EXERCISE GOAL: Give the number of lines that contain the string "Average", and nothing else.

RECORDS PROVIDED:
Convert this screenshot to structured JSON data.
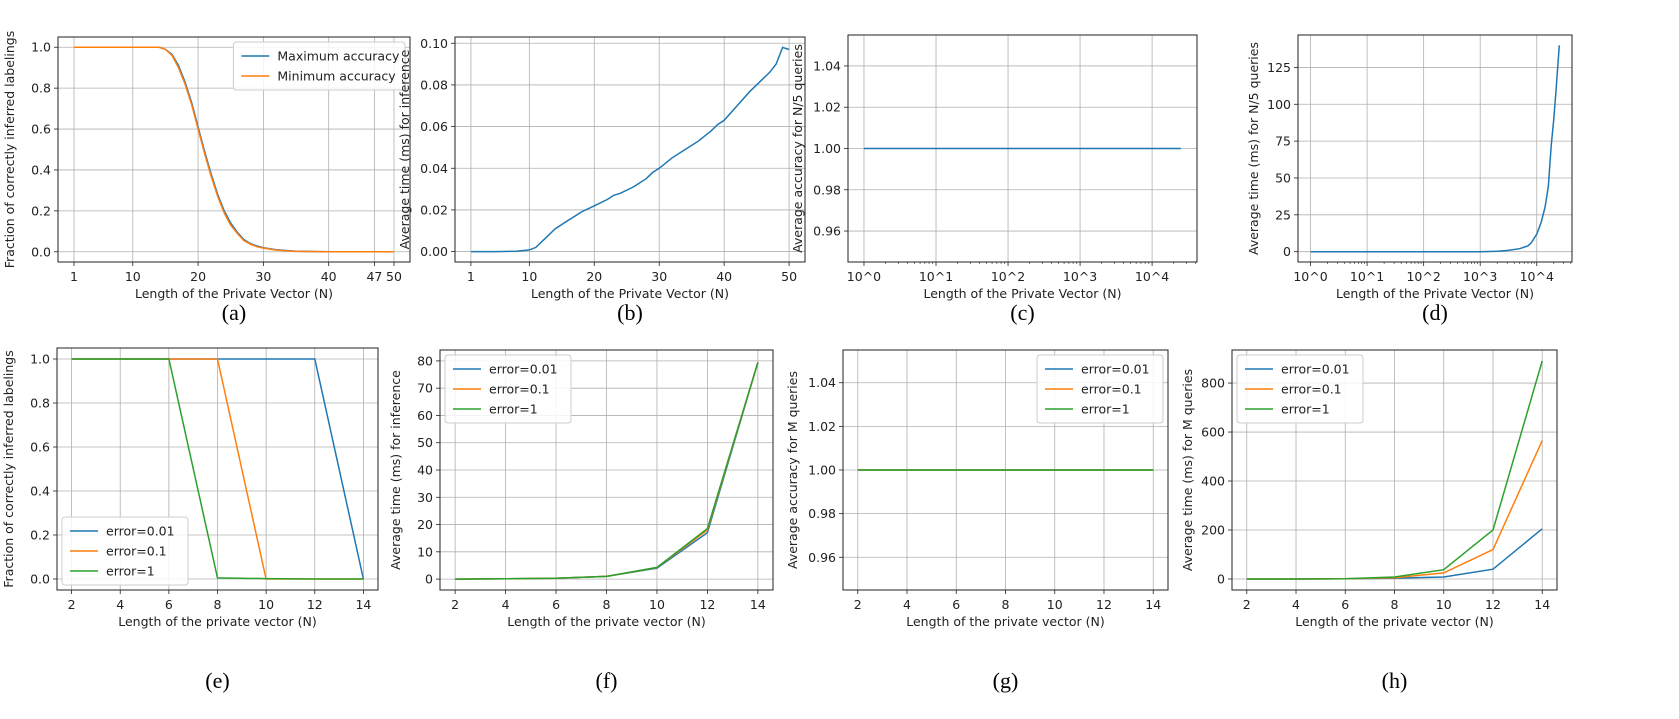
{
  "colors": {
    "blue": "#1f77b4",
    "orange": "#ff7f0e",
    "green": "#2ca02c",
    "grid": "#b0b0b0"
  },
  "chart_data": [
    {
      "id": "a",
      "caption": "(a)",
      "type": "line",
      "xlabel": "Length of the Private Vector (N)",
      "ylabel": "Fraction of correctly inferred labelings",
      "xscale": "linear",
      "xlim": [
        -1.45,
        52.45
      ],
      "ylim": [
        -0.05,
        1.05
      ],
      "xticks": [
        1,
        10,
        20,
        30,
        40,
        47,
        50
      ],
      "xtick_labels": [
        "1",
        "10",
        "20",
        "30",
        "40",
        "47",
        "50"
      ],
      "yticks": [
        0,
        0.2,
        0.4,
        0.6,
        0.8,
        1.0
      ],
      "ytick_labels": [
        "0.0",
        "0.2",
        "0.4",
        "0.6",
        "0.8",
        "1.0"
      ],
      "grid": true,
      "legend": "upper-right",
      "series": [
        {
          "name": "Maximum accuracy",
          "color": "#1f77b4",
          "x": [
            1,
            5,
            10,
            14,
            15,
            16,
            17,
            18,
            19,
            20,
            21,
            22,
            23,
            24,
            25,
            26,
            27,
            28,
            29,
            30,
            32,
            35,
            40,
            45,
            50
          ],
          "y": [
            1,
            1,
            1,
            1,
            0.99,
            0.965,
            0.91,
            0.83,
            0.73,
            0.61,
            0.49,
            0.38,
            0.28,
            0.2,
            0.14,
            0.095,
            0.06,
            0.04,
            0.028,
            0.02,
            0.01,
            0.003,
            0,
            0,
            0
          ]
        },
        {
          "name": "Minimum accuracy",
          "color": "#ff7f0e",
          "x": [
            1,
            5,
            10,
            14,
            15,
            16,
            17,
            18,
            19,
            20,
            21,
            22,
            23,
            24,
            25,
            26,
            27,
            28,
            29,
            30,
            32,
            35,
            40,
            45,
            50
          ],
          "y": [
            1,
            1,
            1,
            1,
            0.99,
            0.96,
            0.9,
            0.82,
            0.72,
            0.6,
            0.48,
            0.37,
            0.27,
            0.19,
            0.13,
            0.09,
            0.055,
            0.037,
            0.025,
            0.018,
            0.008,
            0.002,
            0,
            0,
            0
          ]
        }
      ]
    },
    {
      "id": "b",
      "caption": "(b)",
      "type": "line",
      "xlabel": "Length of the Private Vector (N)",
      "ylabel": "Average time (ms) for inference",
      "xscale": "linear",
      "xlim": [
        -1.45,
        52.45
      ],
      "ylim": [
        -0.005,
        0.103
      ],
      "xticks": [
        1,
        10,
        20,
        30,
        40,
        50
      ],
      "xtick_labels": [
        "1",
        "10",
        "20",
        "30",
        "40",
        "50"
      ],
      "yticks": [
        0,
        0.02,
        0.04,
        0.06,
        0.08,
        0.1
      ],
      "ytick_labels": [
        "0.00",
        "0.02",
        "0.04",
        "0.06",
        "0.08",
        "0.10"
      ],
      "grid": true,
      "legend": "none",
      "series": [
        {
          "color": "#1f77b4",
          "x": [
            1,
            5,
            8,
            10,
            11,
            12,
            13,
            14,
            15,
            16,
            17,
            18,
            20,
            22,
            23,
            24,
            26,
            28,
            29,
            30,
            32,
            34,
            36,
            38,
            39,
            40,
            42,
            44,
            46,
            47,
            48,
            49,
            50
          ],
          "y": [
            0,
            0,
            0.0002,
            0.0008,
            0.002,
            0.005,
            0.008,
            0.011,
            0.013,
            0.015,
            0.017,
            0.019,
            0.022,
            0.025,
            0.027,
            0.028,
            0.031,
            0.035,
            0.038,
            0.04,
            0.045,
            0.049,
            0.053,
            0.058,
            0.061,
            0.063,
            0.07,
            0.077,
            0.083,
            0.086,
            0.09,
            0.098,
            0.097
          ]
        }
      ]
    },
    {
      "id": "c",
      "caption": "(c)",
      "type": "line",
      "xlabel": "Length of the Private Vector (N)",
      "ylabel": "Average accuracy for N/5 queries",
      "xscale": "log",
      "xlim": [
        0.6,
        42000
      ],
      "ylim": [
        0.945,
        1.055
      ],
      "xticks": [
        1,
        10,
        100,
        1000,
        10000
      ],
      "xtick_labels": [
        "10^0",
        "10^1",
        "10^2",
        "10^3",
        "10^4"
      ],
      "yticks": [
        0.96,
        0.98,
        1.0,
        1.02,
        1.04
      ],
      "ytick_labels": [
        "0.96",
        "0.98",
        "1.00",
        "1.02",
        "1.04"
      ],
      "grid": true,
      "legend": "none",
      "series": [
        {
          "color": "#1f77b4",
          "x": [
            1,
            25000
          ],
          "y": [
            1.0,
            1.0
          ]
        }
      ]
    },
    {
      "id": "d",
      "caption": "(d)",
      "type": "line",
      "xlabel": "Length of the Private Vector (N)",
      "ylabel": "Average time (ms) for N/5 queries",
      "xscale": "log",
      "xlim": [
        0.6,
        42000
      ],
      "ylim": [
        -7,
        147
      ],
      "xticks": [
        1,
        10,
        100,
        1000,
        10000
      ],
      "xtick_labels": [
        "10^0",
        "10^1",
        "10^2",
        "10^3",
        "10^4"
      ],
      "yticks": [
        0,
        25,
        50,
        75,
        100,
        125
      ],
      "ytick_labels": [
        "0",
        "25",
        "50",
        "75",
        "100",
        "125"
      ],
      "grid": true,
      "legend": "none",
      "series": [
        {
          "color": "#1f77b4",
          "x": [
            1,
            10,
            100,
            1000,
            2000,
            3000,
            5000,
            7000,
            8000,
            10000,
            12000,
            14000,
            16000,
            18000,
            20000,
            22000,
            25000
          ],
          "y": [
            0,
            0,
            0,
            0,
            0.3,
            0.8,
            2,
            4,
            6,
            12,
            20,
            30,
            44,
            72,
            90,
            110,
            140
          ]
        }
      ]
    },
    {
      "id": "e",
      "caption": "(e)",
      "type": "line",
      "xlabel": "Length of the private vector (N)",
      "ylabel": "Fraction of correctly inferred labelings",
      "xscale": "linear",
      "xlim": [
        1.4,
        14.6
      ],
      "ylim": [
        -0.05,
        1.05
      ],
      "xticks": [
        2,
        4,
        6,
        8,
        10,
        12,
        14
      ],
      "xtick_labels": [
        "2",
        "4",
        "6",
        "8",
        "10",
        "12",
        "14"
      ],
      "yticks": [
        0,
        0.2,
        0.4,
        0.6,
        0.8,
        1.0
      ],
      "ytick_labels": [
        "0.0",
        "0.2",
        "0.4",
        "0.6",
        "0.8",
        "1.0"
      ],
      "grid": true,
      "legend": "lower-left",
      "series": [
        {
          "name": "error=0.01",
          "color": "#1f77b4",
          "x": [
            2,
            4,
            6,
            8,
            10,
            12,
            14
          ],
          "y": [
            1,
            1,
            1,
            1,
            1,
            1,
            0
          ]
        },
        {
          "name": "error=0.1",
          "color": "#ff7f0e",
          "x": [
            2,
            4,
            6,
            8,
            10,
            12,
            14
          ],
          "y": [
            1,
            1,
            1,
            1,
            0,
            0,
            0
          ]
        },
        {
          "name": "error=1",
          "color": "#2ca02c",
          "x": [
            2,
            4,
            6,
            8,
            10,
            12,
            14
          ],
          "y": [
            1,
            1,
            1,
            0.005,
            0.002,
            0,
            0
          ]
        }
      ]
    },
    {
      "id": "f",
      "caption": "(f)",
      "type": "line",
      "xlabel": "Length of the private vector (N)",
      "ylabel": "Average time (ms) for inference",
      "xscale": "linear",
      "xlim": [
        1.4,
        14.6
      ],
      "ylim": [
        -4,
        84
      ],
      "xticks": [
        2,
        4,
        6,
        8,
        10,
        12,
        14
      ],
      "xtick_labels": [
        "2",
        "4",
        "6",
        "8",
        "10",
        "12",
        "14"
      ],
      "yticks": [
        0,
        10,
        20,
        30,
        40,
        50,
        60,
        70,
        80
      ],
      "ytick_labels": [
        "0",
        "10",
        "20",
        "30",
        "40",
        "50",
        "60",
        "70",
        "80"
      ],
      "grid": true,
      "legend": "upper-left",
      "series": [
        {
          "name": "error=0.01",
          "color": "#1f77b4",
          "x": [
            2,
            4,
            6,
            8,
            10,
            12,
            14
          ],
          "y": [
            0,
            0.1,
            0.3,
            1,
            4,
            17,
            79.5
          ]
        },
        {
          "name": "error=0.1",
          "color": "#ff7f0e",
          "x": [
            2,
            4,
            6,
            8,
            10,
            12,
            14
          ],
          "y": [
            0,
            0.1,
            0.3,
            1,
            4.2,
            18,
            79.5
          ]
        },
        {
          "name": "error=1",
          "color": "#2ca02c",
          "x": [
            2,
            4,
            6,
            8,
            10,
            12,
            14
          ],
          "y": [
            0,
            0.1,
            0.3,
            1,
            4.3,
            18.5,
            79.5
          ]
        }
      ]
    },
    {
      "id": "g",
      "caption": "(g)",
      "type": "line",
      "xlabel": "Length of the private vector (N)",
      "ylabel": "Average accuracy for M queries",
      "xscale": "linear",
      "xlim": [
        1.4,
        14.6
      ],
      "ylim": [
        0.945,
        1.055
      ],
      "xticks": [
        2,
        4,
        6,
        8,
        10,
        12,
        14
      ],
      "xtick_labels": [
        "2",
        "4",
        "6",
        "8",
        "10",
        "12",
        "14"
      ],
      "yticks": [
        0.96,
        0.98,
        1.0,
        1.02,
        1.04
      ],
      "ytick_labels": [
        "0.96",
        "0.98",
        "1.00",
        "1.02",
        "1.04"
      ],
      "grid": true,
      "legend": "upper-right",
      "series": [
        {
          "name": "error=0.01",
          "color": "#1f77b4",
          "x": [
            2,
            4,
            6,
            8,
            10,
            12,
            14
          ],
          "y": [
            1,
            1,
            1,
            1,
            1,
            1,
            1
          ]
        },
        {
          "name": "error=0.1",
          "color": "#ff7f0e",
          "x": [
            2,
            4,
            6,
            8,
            10,
            12,
            14
          ],
          "y": [
            1,
            1,
            1,
            1,
            1,
            1,
            1
          ]
        },
        {
          "name": "error=1",
          "color": "#2ca02c",
          "x": [
            2,
            4,
            6,
            8,
            10,
            12,
            14
          ],
          "y": [
            1,
            1,
            1,
            1,
            1,
            1,
            1
          ]
        }
      ]
    },
    {
      "id": "h",
      "caption": "(h)",
      "type": "line",
      "xlabel": "Length of the private vector (N)",
      "ylabel": "Average time (ms) for M queries",
      "xscale": "linear",
      "xlim": [
        1.4,
        14.6
      ],
      "ylim": [
        -45,
        935
      ],
      "xticks": [
        2,
        4,
        6,
        8,
        10,
        12,
        14
      ],
      "xtick_labels": [
        "2",
        "4",
        "6",
        "8",
        "10",
        "12",
        "14"
      ],
      "yticks": [
        0,
        200,
        400,
        600,
        800
      ],
      "ytick_labels": [
        "0",
        "200",
        "400",
        "600",
        "800"
      ],
      "grid": true,
      "legend": "upper-left",
      "series": [
        {
          "name": "error=0.01",
          "color": "#1f77b4",
          "x": [
            2,
            4,
            6,
            8,
            10,
            12,
            14
          ],
          "y": [
            0,
            0,
            1,
            3,
            8,
            40,
            205
          ]
        },
        {
          "name": "error=0.1",
          "color": "#ff7f0e",
          "x": [
            2,
            4,
            6,
            8,
            10,
            12,
            14
          ],
          "y": [
            0,
            0,
            1,
            5,
            25,
            120,
            565
          ]
        },
        {
          "name": "error=1",
          "color": "#2ca02c",
          "x": [
            2,
            4,
            6,
            8,
            10,
            12,
            14
          ],
          "y": [
            0,
            0,
            1,
            8,
            38,
            200,
            890
          ]
        }
      ]
    }
  ]
}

FINAL RESULT: 6